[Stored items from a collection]
-- start --
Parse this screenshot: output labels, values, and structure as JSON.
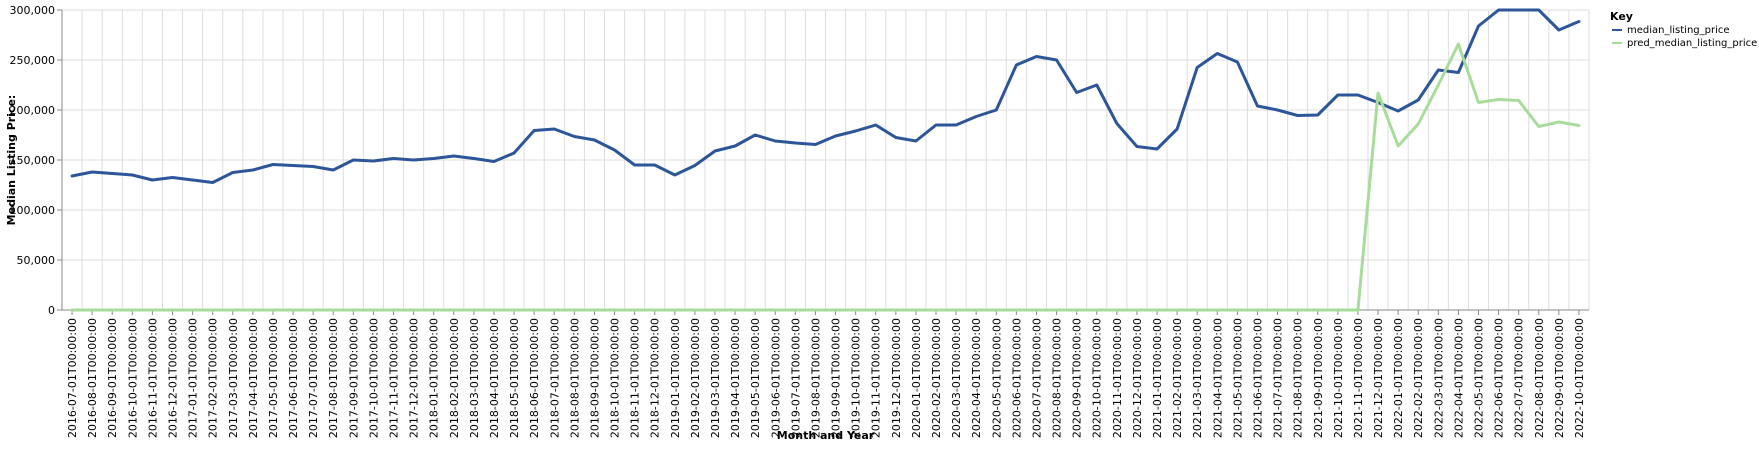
{
  "chart_data": {
    "type": "line",
    "title": "",
    "xlabel": "Month and Year",
    "ylabel": "Median Listing Price:",
    "ylim": [
      0,
      300000
    ],
    "yticks": [
      0,
      50000,
      100000,
      150000,
      200000,
      250000,
      300000
    ],
    "ytick_labels": [
      "0",
      "50,000",
      "100,000",
      "150,000",
      "200,000",
      "250,000",
      "300,000"
    ],
    "grid": true,
    "legend": {
      "title": "Key",
      "placement": "top-right"
    },
    "x": [
      "2016-07-01T00:00:00",
      "2016-08-01T00:00:00",
      "2016-09-01T00:00:00",
      "2016-10-01T00:00:00",
      "2016-11-01T00:00:00",
      "2016-12-01T00:00:00",
      "2017-01-01T00:00:00",
      "2017-02-01T00:00:00",
      "2017-03-01T00:00:00",
      "2017-04-01T00:00:00",
      "2017-05-01T00:00:00",
      "2017-06-01T00:00:00",
      "2017-07-01T00:00:00",
      "2017-08-01T00:00:00",
      "2017-09-01T00:00:00",
      "2017-10-01T00:00:00",
      "2017-11-01T00:00:00",
      "2017-12-01T00:00:00",
      "2018-01-01T00:00:00",
      "2018-02-01T00:00:00",
      "2018-03-01T00:00:00",
      "2018-04-01T00:00:00",
      "2018-05-01T00:00:00",
      "2018-06-01T00:00:00",
      "2018-07-01T00:00:00",
      "2018-08-01T00:00:00",
      "2018-09-01T00:00:00",
      "2018-10-01T00:00:00",
      "2018-11-01T00:00:00",
      "2018-12-01T00:00:00",
      "2019-01-01T00:00:00",
      "2019-02-01T00:00:00",
      "2019-03-01T00:00:00",
      "2019-04-01T00:00:00",
      "2019-05-01T00:00:00",
      "2019-06-01T00:00:00",
      "2019-07-01T00:00:00",
      "2019-08-01T00:00:00",
      "2019-09-01T00:00:00",
      "2019-10-01T00:00:00",
      "2019-11-01T00:00:00",
      "2019-12-01T00:00:00",
      "2020-01-01T00:00:00",
      "2020-02-01T00:00:00",
      "2020-03-01T00:00:00",
      "2020-04-01T00:00:00",
      "2020-05-01T00:00:00",
      "2020-06-01T00:00:00",
      "2020-07-01T00:00:00",
      "2020-08-01T00:00:00",
      "2020-09-01T00:00:00",
      "2020-10-01T00:00:00",
      "2020-11-01T00:00:00",
      "2020-12-01T00:00:00",
      "2021-01-01T00:00:00",
      "2021-02-01T00:00:00",
      "2021-03-01T00:00:00",
      "2021-04-01T00:00:00",
      "2021-05-01T00:00:00",
      "2021-06-01T00:00:00",
      "2021-07-01T00:00:00",
      "2021-08-01T00:00:00",
      "2021-09-01T00:00:00",
      "2021-10-01T00:00:00",
      "2021-11-01T00:00:00",
      "2021-12-01T00:00:00",
      "2022-01-01T00:00:00",
      "2022-02-01T00:00:00",
      "2022-03-01T00:00:00",
      "2022-04-01T00:00:00",
      "2022-05-01T00:00:00",
      "2022-06-01T00:00:00",
      "2022-07-01T00:00:00",
      "2022-08-01T00:00:00",
      "2022-09-01T00:00:00",
      "2022-10-01T00:00:00"
    ],
    "series": [
      {
        "name": "median_listing_price",
        "color": "#2d5599",
        "values": [
          134000,
          138000,
          136500,
          135000,
          130000,
          132500,
          130000,
          127500,
          137500,
          140000,
          145500,
          144500,
          143500,
          140000,
          150000,
          149000,
          151500,
          150000,
          151500,
          154000,
          151500,
          148500,
          157000,
          179500,
          181000,
          173500,
          170000,
          160000,
          145000,
          145000,
          135000,
          144500,
          159000,
          164000,
          175000,
          169000,
          167000,
          165500,
          174000,
          179000,
          185000,
          172500,
          169000,
          185000,
          185000,
          193500,
          200000,
          245000,
          253500,
          250000,
          217500,
          225000,
          186500,
          163500,
          161000,
          181000,
          242500,
          256500,
          248000,
          204000,
          200000,
          194500,
          195000,
          215000,
          215000,
          207500,
          199000,
          210000,
          240000,
          237500,
          284000,
          300000,
          300000,
          300000,
          280000,
          288500
        ]
      },
      {
        "name": "pred_median_listing_price",
        "color": "#a8dc9a",
        "values": [
          0,
          0,
          0,
          0,
          0,
          0,
          0,
          0,
          0,
          0,
          0,
          0,
          0,
          0,
          0,
          0,
          0,
          0,
          0,
          0,
          0,
          0,
          0,
          0,
          0,
          0,
          0,
          0,
          0,
          0,
          0,
          0,
          0,
          0,
          0,
          0,
          0,
          0,
          0,
          0,
          0,
          0,
          0,
          0,
          0,
          0,
          0,
          0,
          0,
          0,
          0,
          0,
          0,
          0,
          0,
          0,
          0,
          0,
          0,
          0,
          0,
          0,
          0,
          0,
          0,
          217000,
          164000,
          186000,
          225000,
          266000,
          207500,
          210500,
          209500,
          183500,
          188000,
          184500
        ]
      }
    ]
  }
}
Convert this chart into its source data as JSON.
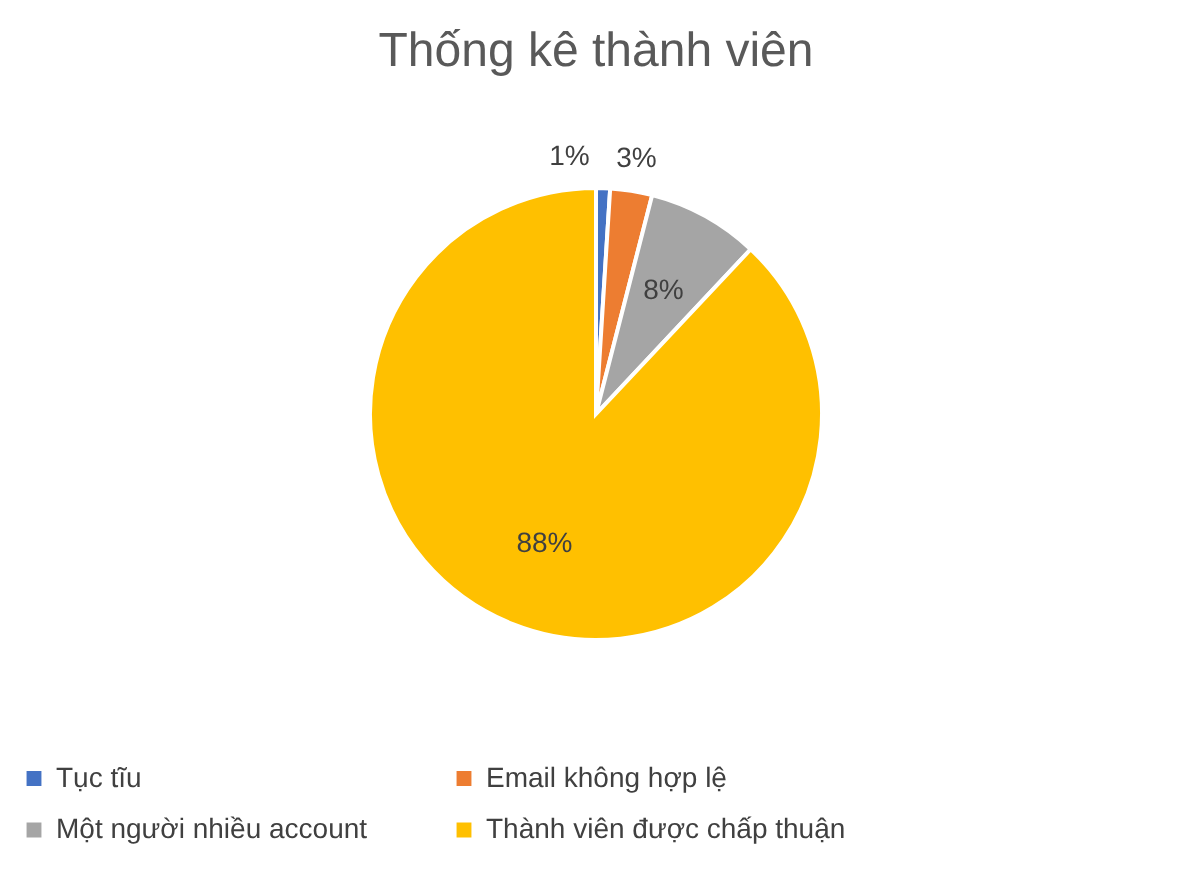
{
  "chart_data": {
    "type": "pie",
    "title": "Thống kê thành viên",
    "categories": [
      "Tục tĩu",
      "Email không hợp lệ",
      "Một người nhiều account",
      "Thành viên được chấp thuận"
    ],
    "values": [
      1,
      3,
      8,
      88
    ],
    "colors": [
      "#4472c4",
      "#ed7d31",
      "#a5a5a5",
      "#ffc000"
    ],
    "value_labels": [
      "1%",
      "3%",
      "8%",
      "88%"
    ],
    "legend": "bottom"
  }
}
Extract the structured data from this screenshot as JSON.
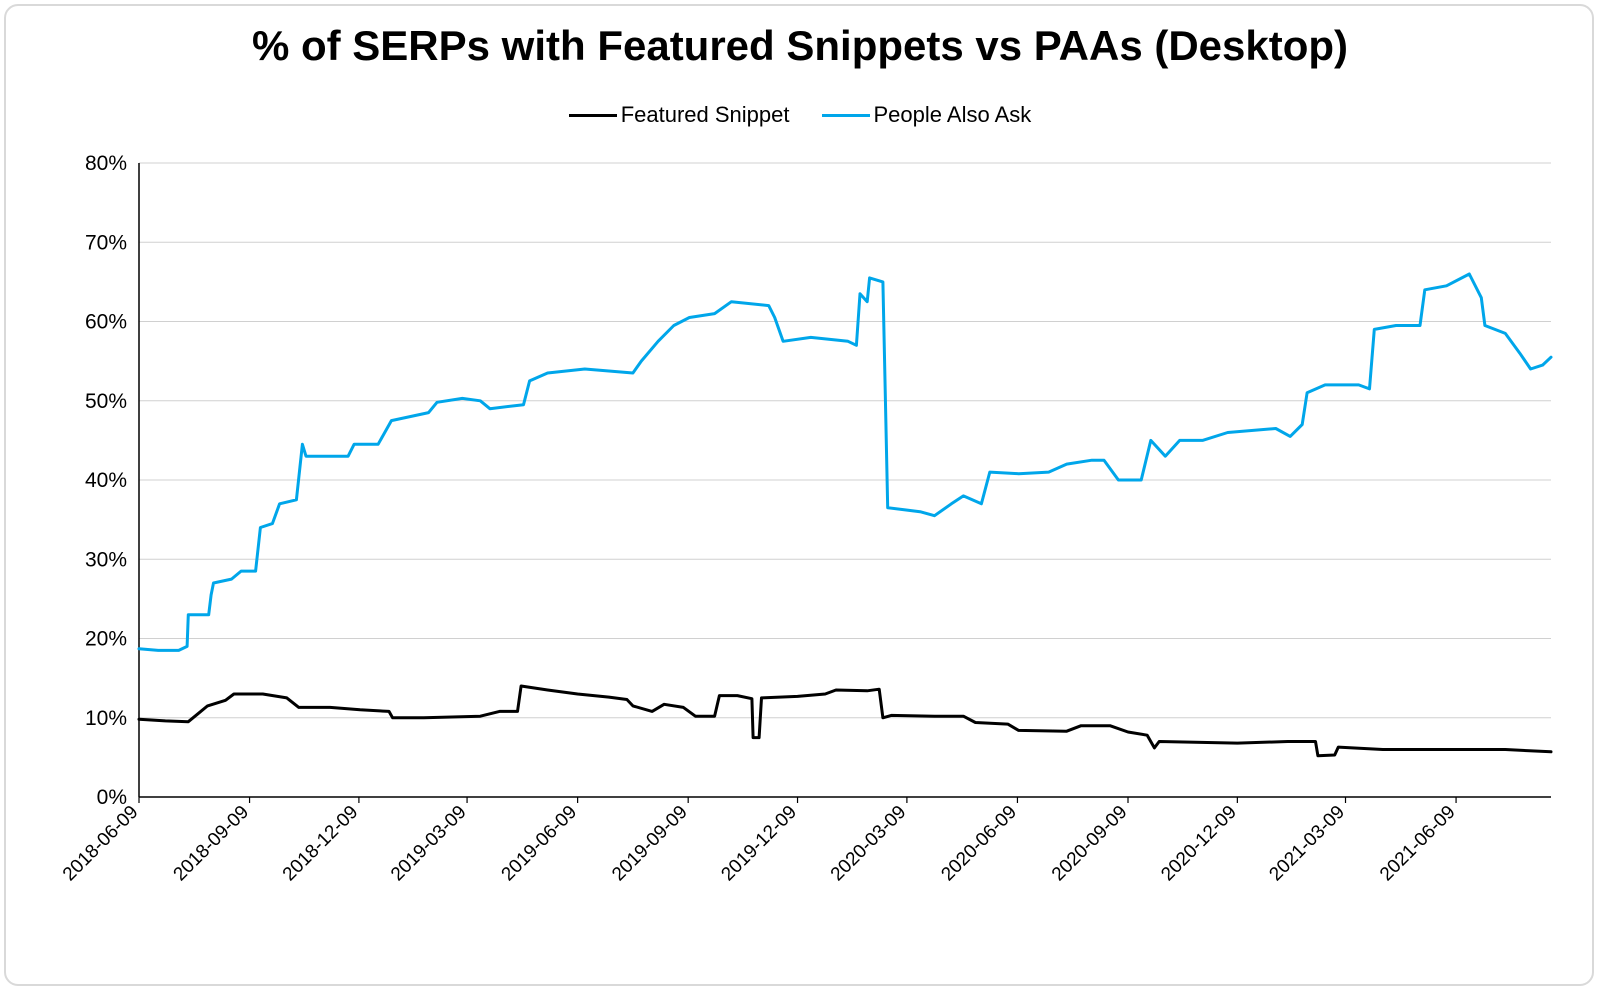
-- end --
What you have to do: What you return should match the records above word for word, minus the pictures.

Exercise output:
Parse this screenshot: output labels, values, and structure as JSON.
{
  "chart_data": {
    "type": "line",
    "title": "",
    "xlabel": "Month and Year",
    "ylabel": "Median Listing Price:",
    "ylim": [
      0,
      300000
    ],
    "yticks": [
      0,
      50000,
      100000,
      150000,
      200000,
      250000,
      300000
    ],
    "ytick_labels": [
      "0",
      "50,000",
      "100,000",
      "150,000",
      "200,000",
      "250,000",
      "300,000"
    ],
    "grid": true,
    "legend": {
      "title": "Key",
      "placement": "top-right"
    },
    "x": [
      "2016-07-01T00:00:00",
      "2016-08-01T00:00:00",
      "2016-09-01T00:00:00",
      "2016-10-01T00:00:00",
      "2016-11-01T00:00:00",
      "2016-12-01T00:00:00",
      "2017-01-01T00:00:00",
      "2017-02-01T00:00:00",
      "2017-03-01T00:00:00",
      "2017-04-01T00:00:00",
      "2017-05-01T00:00:00",
      "2017-06-01T00:00:00",
      "2017-07-01T00:00:00",
      "2017-08-01T00:00:00",
      "2017-09-01T00:00:00",
      "2017-10-01T00:00:00",
      "2017-11-01T00:00:00",
      "2017-12-01T00:00:00",
      "2018-01-01T00:00:00",
      "2018-02-01T00:00:00",
      "2018-03-01T00:00:00",
      "2018-04-01T00:00:00",
      "2018-05-01T00:00:00",
      "2018-06-01T00:00:00",
      "2018-07-01T00:00:00",
      "2018-08-01T00:00:00",
      "2018-09-01T00:00:00",
      "2018-10-01T00:00:00",
      "2018-11-01T00:00:00",
      "2018-12-01T00:00:00",
      "2019-01-01T00:00:00",
      "2019-02-01T00:00:00",
      "2019-03-01T00:00:00",
      "2019-04-01T00:00:00",
      "2019-05-01T00:00:00",
      "2019-06-01T00:00:00",
      "2019-07-01T00:00:00",
      "2019-08-01T00:00:00",
      "2019-09-01T00:00:00",
      "2019-10-01T00:00:00",
      "2019-11-01T00:00:00",
      "2019-12-01T00:00:00",
      "2020-01-01T00:00:00",
      "2020-02-01T00:00:00",
      "2020-03-01T00:00:00",
      "2020-04-01T00:00:00",
      "2020-05-01T00:00:00",
      "2020-06-01T00:00:00",
      "2020-07-01T00:00:00",
      "2020-08-01T00:00:00",
      "2020-09-01T00:00:00",
      "2020-10-01T00:00:00",
      "2020-11-01T00:00:00",
      "2020-12-01T00:00:00",
      "2021-01-01T00:00:00",
      "2021-02-01T00:00:00",
      "2021-03-01T00:00:00",
      "2021-04-01T00:00:00",
      "2021-05-01T00:00:00",
      "2021-06-01T00:00:00",
      "2021-07-01T00:00:00",
      "2021-08-01T00:00:00",
      "2021-09-01T00:00:00",
      "2021-10-01T00:00:00",
      "2021-11-01T00:00:00",
      "2021-12-01T00:00:00",
      "2022-01-01T00:00:00",
      "2022-02-01T00:00:00",
      "2022-03-01T00:00:00",
      "2022-04-01T00:00:00",
      "2022-05-01T00:00:00",
      "2022-06-01T00:00:00",
      "2022-07-01T00:00:00",
      "2022-08-01T00:00:00",
      "2022-09-01T00:00:00",
      "2022-10-01T00:00:00"
    ],
    "series": [
      {
        "name": "median_listing_price",
        "color": "#2d5599",
        "values": [
          134000,
          138000,
          136500,
          135000,
          130000,
          132500,
          130000,
          127500,
          137500,
          140000,
          145500,
          144500,
          143500,
          140000,
          150000,
          149000,
          151500,
          150000,
          151500,
          154000,
          151500,
          148500,
          157000,
          179500,
          181000,
          173500,
          170000,
          160000,
          145000,
          145000,
          135000,
          144500,
          159000,
          164000,
          175000,
          169000,
          167000,
          165500,
          174000,
          179000,
          185000,
          172500,
          169000,
          185000,
          185000,
          193500,
          200000,
          245000,
          253500,
          250000,
          217500,
          225000,
          186500,
          163500,
          161000,
          181000,
          242500,
          256500,
          248000,
          204000,
          200000,
          194500,
          195000,
          215000,
          215000,
          207500,
          199000,
          210000,
          240000,
          237500,
          284000,
          300000,
          300000,
          300000,
          280000,
          288500
        ]
      },
      {
        "name": "pred_median_listing_price",
        "color": "#a8dc9a",
        "values": [
          0,
          0,
          0,
          0,
          0,
          0,
          0,
          0,
          0,
          0,
          0,
          0,
          0,
          0,
          0,
          0,
          0,
          0,
          0,
          0,
          0,
          0,
          0,
          0,
          0,
          0,
          0,
          0,
          0,
          0,
          0,
          0,
          0,
          0,
          0,
          0,
          0,
          0,
          0,
          0,
          0,
          0,
          0,
          0,
          0,
          0,
          0,
          0,
          0,
          0,
          0,
          0,
          0,
          0,
          0,
          0,
          0,
          0,
          0,
          0,
          0,
          0,
          0,
          0,
          0,
          217000,
          164000,
          186000,
          225000,
          266000,
          207500,
          210500,
          209500,
          183500,
          188000,
          184500
        ]
      }
    ]
  }
}
Convert this chart into its source data as JSON.
{
  "chart_data": {
    "type": "pie",
    "title": "Thống kê thành viên",
    "categories": [
      "Tục tĩu",
      "Email không hợp lệ",
      "Một người nhiều account",
      "Thành viên được chấp thuận"
    ],
    "values": [
      1,
      3,
      8,
      88
    ],
    "colors": [
      "#4472c4",
      "#ed7d31",
      "#a5a5a5",
      "#ffc000"
    ],
    "value_labels": [
      "1%",
      "3%",
      "8%",
      "88%"
    ],
    "legend": "bottom"
  }
}
Extract the structured data from this screenshot as JSON.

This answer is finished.